EXERCISE AIM:
Lines holding the string "Scholarships" are the ones to copy from this listing.

[Data extracted from a collection]
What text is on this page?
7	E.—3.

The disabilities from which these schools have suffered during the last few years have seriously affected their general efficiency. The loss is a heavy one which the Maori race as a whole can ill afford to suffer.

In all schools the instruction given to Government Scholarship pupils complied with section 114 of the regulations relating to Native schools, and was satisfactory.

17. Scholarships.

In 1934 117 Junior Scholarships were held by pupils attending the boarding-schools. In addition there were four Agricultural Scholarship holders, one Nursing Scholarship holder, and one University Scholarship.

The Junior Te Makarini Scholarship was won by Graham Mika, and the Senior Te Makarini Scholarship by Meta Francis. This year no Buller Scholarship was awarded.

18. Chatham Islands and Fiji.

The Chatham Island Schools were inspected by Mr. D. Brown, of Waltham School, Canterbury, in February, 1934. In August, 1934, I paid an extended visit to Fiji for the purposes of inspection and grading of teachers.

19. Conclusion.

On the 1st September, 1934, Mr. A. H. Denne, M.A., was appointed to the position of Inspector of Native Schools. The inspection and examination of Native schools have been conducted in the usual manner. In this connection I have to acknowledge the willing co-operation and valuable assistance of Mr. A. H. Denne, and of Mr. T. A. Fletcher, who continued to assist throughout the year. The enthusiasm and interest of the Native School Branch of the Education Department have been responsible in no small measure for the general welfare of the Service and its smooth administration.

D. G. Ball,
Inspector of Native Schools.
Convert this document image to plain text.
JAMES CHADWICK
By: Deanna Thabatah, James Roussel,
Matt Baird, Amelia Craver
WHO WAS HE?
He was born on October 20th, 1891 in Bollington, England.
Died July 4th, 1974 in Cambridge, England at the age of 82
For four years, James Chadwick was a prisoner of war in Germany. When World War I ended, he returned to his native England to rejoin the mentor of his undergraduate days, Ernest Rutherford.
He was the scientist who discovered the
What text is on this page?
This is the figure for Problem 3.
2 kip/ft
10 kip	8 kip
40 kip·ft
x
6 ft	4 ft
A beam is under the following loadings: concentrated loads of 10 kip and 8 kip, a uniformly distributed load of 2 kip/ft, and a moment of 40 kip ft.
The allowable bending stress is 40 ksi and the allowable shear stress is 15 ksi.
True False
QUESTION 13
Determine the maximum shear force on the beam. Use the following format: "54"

RESPONSE:
17. Scholarships.
In 1934 117 Junior Scholarships were held by pupils attending the boarding-schools. In addition there were four Agricultural Scholarship holders, one Nursing Scholarship holder, and one University Scholarship.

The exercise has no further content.